**Exercise details:**
Each record must be retyped in full. No character may differ.

**The input:**
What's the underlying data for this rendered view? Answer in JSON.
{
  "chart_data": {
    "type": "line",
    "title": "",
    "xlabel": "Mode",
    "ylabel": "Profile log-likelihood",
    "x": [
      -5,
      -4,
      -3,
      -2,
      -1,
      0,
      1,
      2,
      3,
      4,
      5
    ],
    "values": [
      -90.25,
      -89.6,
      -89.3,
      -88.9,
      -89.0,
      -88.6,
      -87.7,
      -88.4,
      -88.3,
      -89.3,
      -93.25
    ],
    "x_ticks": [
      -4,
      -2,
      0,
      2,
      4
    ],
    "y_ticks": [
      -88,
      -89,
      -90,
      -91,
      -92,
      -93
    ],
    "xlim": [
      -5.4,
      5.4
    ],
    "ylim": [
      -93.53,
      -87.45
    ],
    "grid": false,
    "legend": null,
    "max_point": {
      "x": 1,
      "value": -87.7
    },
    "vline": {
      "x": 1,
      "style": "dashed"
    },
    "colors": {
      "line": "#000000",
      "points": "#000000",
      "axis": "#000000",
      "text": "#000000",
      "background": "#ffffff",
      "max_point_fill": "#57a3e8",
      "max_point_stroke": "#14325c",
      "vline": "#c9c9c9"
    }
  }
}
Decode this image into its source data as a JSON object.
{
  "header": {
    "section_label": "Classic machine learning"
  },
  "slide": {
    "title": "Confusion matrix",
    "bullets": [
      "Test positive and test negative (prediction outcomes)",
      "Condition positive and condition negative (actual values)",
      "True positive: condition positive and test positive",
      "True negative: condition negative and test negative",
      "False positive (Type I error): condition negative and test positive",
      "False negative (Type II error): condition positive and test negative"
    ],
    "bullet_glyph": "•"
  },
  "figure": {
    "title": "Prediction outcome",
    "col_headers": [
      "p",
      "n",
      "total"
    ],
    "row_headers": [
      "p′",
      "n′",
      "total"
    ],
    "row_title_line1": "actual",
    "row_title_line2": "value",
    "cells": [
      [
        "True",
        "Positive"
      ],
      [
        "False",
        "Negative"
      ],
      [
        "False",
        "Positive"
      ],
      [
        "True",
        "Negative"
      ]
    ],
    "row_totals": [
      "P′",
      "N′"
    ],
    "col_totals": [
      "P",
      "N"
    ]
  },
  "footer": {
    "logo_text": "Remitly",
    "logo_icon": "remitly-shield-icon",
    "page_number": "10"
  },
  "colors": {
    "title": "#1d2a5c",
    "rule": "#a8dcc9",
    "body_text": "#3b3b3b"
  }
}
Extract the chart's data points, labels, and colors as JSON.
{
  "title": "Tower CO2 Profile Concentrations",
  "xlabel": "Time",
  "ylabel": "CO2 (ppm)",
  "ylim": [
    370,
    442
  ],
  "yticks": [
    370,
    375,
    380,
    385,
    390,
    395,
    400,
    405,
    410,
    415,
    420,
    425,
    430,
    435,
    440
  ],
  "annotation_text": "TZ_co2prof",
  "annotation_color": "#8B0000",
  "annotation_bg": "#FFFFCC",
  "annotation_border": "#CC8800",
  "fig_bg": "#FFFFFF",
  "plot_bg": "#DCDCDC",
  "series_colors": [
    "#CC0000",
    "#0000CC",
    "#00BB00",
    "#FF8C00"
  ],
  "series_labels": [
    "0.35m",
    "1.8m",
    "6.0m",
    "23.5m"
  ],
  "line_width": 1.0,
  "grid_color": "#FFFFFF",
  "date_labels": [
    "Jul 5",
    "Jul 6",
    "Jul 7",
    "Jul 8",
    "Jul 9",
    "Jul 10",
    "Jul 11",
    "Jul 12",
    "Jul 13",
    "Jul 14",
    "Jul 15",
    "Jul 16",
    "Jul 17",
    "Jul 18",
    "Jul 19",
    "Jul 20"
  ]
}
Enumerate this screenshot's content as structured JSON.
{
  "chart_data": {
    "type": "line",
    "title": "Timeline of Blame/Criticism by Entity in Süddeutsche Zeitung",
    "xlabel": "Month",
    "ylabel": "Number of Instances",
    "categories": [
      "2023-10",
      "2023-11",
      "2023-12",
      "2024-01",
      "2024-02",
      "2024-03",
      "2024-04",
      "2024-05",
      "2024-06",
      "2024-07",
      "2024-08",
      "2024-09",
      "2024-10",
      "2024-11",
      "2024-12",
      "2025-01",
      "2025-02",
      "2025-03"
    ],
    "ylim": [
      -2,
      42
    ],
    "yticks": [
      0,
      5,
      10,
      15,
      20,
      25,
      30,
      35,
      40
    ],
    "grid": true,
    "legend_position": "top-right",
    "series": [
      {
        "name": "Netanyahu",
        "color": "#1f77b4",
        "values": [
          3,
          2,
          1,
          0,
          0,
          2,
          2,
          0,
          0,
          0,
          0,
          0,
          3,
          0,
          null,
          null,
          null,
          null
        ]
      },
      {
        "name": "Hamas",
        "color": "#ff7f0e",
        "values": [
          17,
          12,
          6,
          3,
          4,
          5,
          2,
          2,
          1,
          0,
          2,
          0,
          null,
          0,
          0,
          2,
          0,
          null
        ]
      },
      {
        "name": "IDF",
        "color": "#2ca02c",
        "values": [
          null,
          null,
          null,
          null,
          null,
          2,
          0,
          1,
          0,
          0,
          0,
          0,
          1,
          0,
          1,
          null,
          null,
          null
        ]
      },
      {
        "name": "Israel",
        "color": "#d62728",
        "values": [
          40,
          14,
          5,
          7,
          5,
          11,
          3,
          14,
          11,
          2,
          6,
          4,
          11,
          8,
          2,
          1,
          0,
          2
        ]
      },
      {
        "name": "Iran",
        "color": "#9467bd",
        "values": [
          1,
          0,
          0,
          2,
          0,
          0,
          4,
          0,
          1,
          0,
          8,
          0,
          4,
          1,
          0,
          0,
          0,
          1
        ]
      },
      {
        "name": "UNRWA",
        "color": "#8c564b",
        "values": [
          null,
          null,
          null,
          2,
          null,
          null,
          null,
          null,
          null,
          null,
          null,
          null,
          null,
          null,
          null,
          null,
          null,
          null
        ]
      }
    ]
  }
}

**Result of the exercise:**
What's the underlying data for this rendered view? Answer in JSON.
{
  "chart_data": {
    "type": "line",
    "title": "",
    "xlabel": "Mode",
    "ylabel": "Profile log-likelihood",
    "x": [
      -5,
      -4,
      -3,
      -2,
      -1,
      0,
      1,
      2,
      3,
      4,
      5
    ],
    "values": [
      -90.25,
      -89.6,
      -89.3,
      -88.9,
      -89.0,
      -88.6,
      -87.7,
      -88.4,
      -88.3,
      -89.3,
      -93.25
    ],
    "x_ticks": [
      -4,
      -2,
      0,
      2,
      4
    ],
    "y_ticks": [
      -88,
      -89,
      -90,
      -91,
      -92,
      -93
    ],
    "xlim": [
      -5.4,
      5.4
    ],
    "ylim": [
      -93.53,
      -87.45
    ],
    "grid": false,
    "legend": null,
    "max_point": {
      "x": 1,
      "value": -87.7
    },
    "vline": {
      "x": 1,
      "style": "dashed"
    },
    "colors": {
      "line": "#000000",
      "points": "#000000",
      "axis": "#000000",
      "text": "#000000",
      "background": "#ffffff",
      "max_point_fill": "#57a3e8",
      "max_point_stroke": "#14325c",
      "vline": "#c9c9c9"
    }
  }
}
Decode this image into its source data as a JSON object.
{
  "header": {
    "section_label": "Classic machine learning"
  },
  "slide": {
    "title": "Confusion matrix",
    "bullets": [
      "Test positive and test negative (prediction outcomes)",
      "Condition positive and condition negative (actual values)",
      "True positive: condition positive and test positive",
      "True negative: condition negative and test negative",
      "False positive (Type I error): condition negative and test positive",
      "False negative (Type II error): condition positive and test negative"
    ],
    "bullet_glyph": "•"
  },
  "figure": {
    "title": "Prediction outcome",
    "col_headers": [
      "p",
      "n",
      "total"
    ],
    "row_headers": [
      "p′",
      "n′",
      "total"
    ],
    "row_title_line1": "actual",
    "row_title_line2": "value",
    "cells": [
      [
        "True",
        "Positive"
      ],
      [
        "False",
        "Negative"
      ],
      [
        "False",
        "Positive"
      ],
      [
        "True",
        "Negative"
      ]
    ],
    "row_totals": [
      "P′",
      "N′"
    ],
    "col_totals": [
      "P",
      "N"
    ]
  },
  "footer": {
    "logo_text": "Remitly",
    "logo_icon": "remitly-shield-icon",
    "page_number": "10"
  },
  "colors": {
    "title": "#1d2a5c",
    "rule": "#a8dcc9",
    "body_text": "#3b3b3b"
  }
}
Extract the chart's data points, labels, and colors as JSON.
{
  "title": "Tower CO2 Profile Concentrations",
  "xlabel": "Time",
  "ylabel": "CO2 (ppm)",
  "ylim": [
    370,
    442
  ],
  "yticks": [
    370,
    375,
    380,
    385,
    390,
    395,
    400,
    405,
    410,
    415,
    420,
    425,
    430,
    435,
    440
  ],
  "annotation_text": "TZ_co2prof",
  "annotation_color": "#8B0000",
  "annotation_bg": "#FFFFCC",
  "annotation_border": "#CC8800",
  "fig_bg": "#FFFFFF",
  "plot_bg": "#DCDCDC",
  "series_colors": [
    "#CC0000",
    "#0000CC",
    "#00BB00",
    "#FF8C00"
  ],
  "series_labels": [
    "0.35m",
    "1.8m",
    "6.0m",
    "23.5m"
  ],
  "line_width": 1.0,
  "grid_color": "#FFFFFF",
  "date_labels": [
    "Jul 5",
    "Jul 6",
    "Jul 7",
    "Jul 8",
    "Jul 9",
    "Jul 10",
    "Jul 11",
    "Jul 12",
    "Jul 13",
    "Jul 14",
    "Jul 15",
    "Jul 16",
    "Jul 17",
    "Jul 18",
    "Jul 19",
    "Jul 20"
  ]
}
Enumerate this screenshot's content as structured JSON.
{
  "chart_data": {
    "type": "line",
    "title": "Timeline of Blame/Criticism by Entity in Süddeutsche Zeitung",
    "xlabel": "Month",
    "ylabel": "Number of Instances",
    "categories": [
      "2023-10",
      "2023-11",
      "2023-12",
      "2024-01",
      "2024-02",
      "2024-03",
      "2024-04",
      "2024-05",
      "2024-06",
      "2024-07",
      "2024-08",
      "2024-09",
      "2024-10",
      "2024-11",
      "2024-12",
      "2025-01",
      "2025-02",
      "2025-03"
    ],
    "ylim": [
      -2,
      42
    ],
    "yticks": [
      0,
      5,
      10,
      15,
      20,
      25,
      30,
      35,
      40
    ],
    "grid": true,
    "legend_position": "top-right",
    "series": [
      {
        "name": "Netanyahu",
        "color": "#1f77b4",
        "values": [
          3,
          2,
          1,
          0,
          0,
          2,
          2,
          0,
          0,
          0,
          0,
          0,
          3,
          0,
          null,
          null,
          null,
          null
        ]
      },
      {
        "name": "Hamas",
        "color": "#ff7f0e",
        "values": [
          17,
          12,
          6,
          3,
          4,
          5,
          2,
          2,
          1,
          0,
          2,
          0,
          null,
          0,
          0,
          2,
          0,
          null
        ]
      },
      {
        "name": "IDF",
        "color": "#2ca02c",
        "values": [
          null,
          null,
          null,
          null,
          null,
          2,
          0,
          1,
          0,
          0,
          0,
          0,
          1,
          0,
          1,
          null,
          null,
          null
        ]
      },
      {
        "name": "Israel",
        "color": "#d62728",
        "values": [
          40,
          14,
          5,
          7,
          5,
          11,
          3,
          14,
          11,
          2,
          6,
          4,
          11,
          8,
          2,
          1,
          0,
          2
        ]
      },
      {
        "name": "Iran",
        "color": "#9467bd",
        "values": [
          1,
          0,
          0,
          2,
          0,
          0,
          4,
          0,
          1,
          0,
          8,
          0,
          4,
          1,
          0,
          0,
          0,
          1
        ]
      },
      {
        "name": "UNRWA",
        "color": "#8c564b",
        "values": [
          null,
          null,
          null,
          2,
          null,
          null,
          null,
          null,
          null,
          null,
          null,
          null,
          null,
          null,
          null,
          null,
          null,
          null
        ]
      }
    ]
  }
}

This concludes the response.